• _DATASET RECORDS_:
<<<<
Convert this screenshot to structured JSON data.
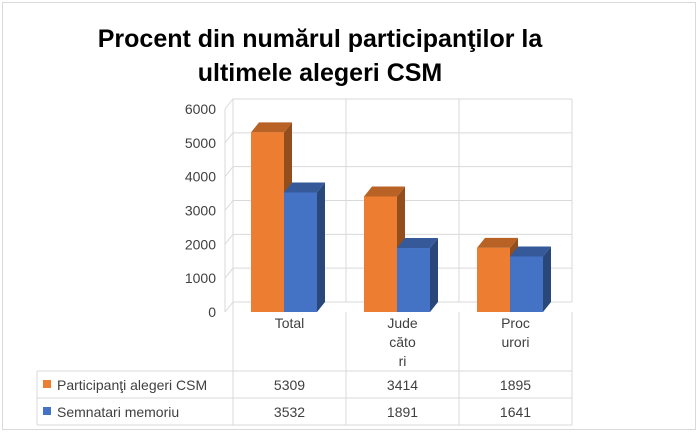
{
  "chart_data": {
    "type": "bar",
    "title_line1": "Procent din numărul participanţilor la",
    "title_line2": "ultimele alegeri CSM",
    "categories": [
      [
        "Total"
      ],
      [
        "Jude",
        "căto",
        "ri"
      ],
      [
        "Proc",
        "urori"
      ]
    ],
    "series": [
      {
        "name": "Participanţi alegeri CSM",
        "values": [
          5309,
          3414,
          1895
        ],
        "color": "#ed7d31"
      },
      {
        "name": "Semnatari memoriu",
        "values": [
          3532,
          1891,
          1641
        ],
        "color": "#4472c4"
      }
    ],
    "yticks": [
      "0",
      "1000",
      "2000",
      "3000",
      "4000",
      "5000",
      "6000"
    ],
    "ylim": [
      0,
      6000
    ],
    "grid": true,
    "legend": "data-table"
  }
}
>>>>
• _REQUIREMENTS_: Nothing in the entries should change as you copy them, except that the pictures are left out.

• _FINAL ANSWER_:
Convert this screenshot to structured JSON data.
{
  "chart_data": {
    "type": "bar",
    "title_line1": "Procent din numărul participanţilor la",
    "title_line2": "ultimele alegeri CSM",
    "categories": [
      [
        "Total"
      ],
      [
        "Jude",
        "căto",
        "ri"
      ],
      [
        "Proc",
        "urori"
      ]
    ],
    "series": [
      {
        "name": "Participanţi alegeri CSM",
        "values": [
          5309,
          3414,
          1895
        ],
        "color": "#ed7d31"
      },
      {
        "name": "Semnatari memoriu",
        "values": [
          3532,
          1891,
          1641
        ],
        "color": "#4472c4"
      }
    ],
    "yticks": [
      "0",
      "1000",
      "2000",
      "3000",
      "4000",
      "5000",
      "6000"
    ],
    "ylim": [
      0,
      6000
    ],
    "grid": true,
    "legend": "data-table"
  }
}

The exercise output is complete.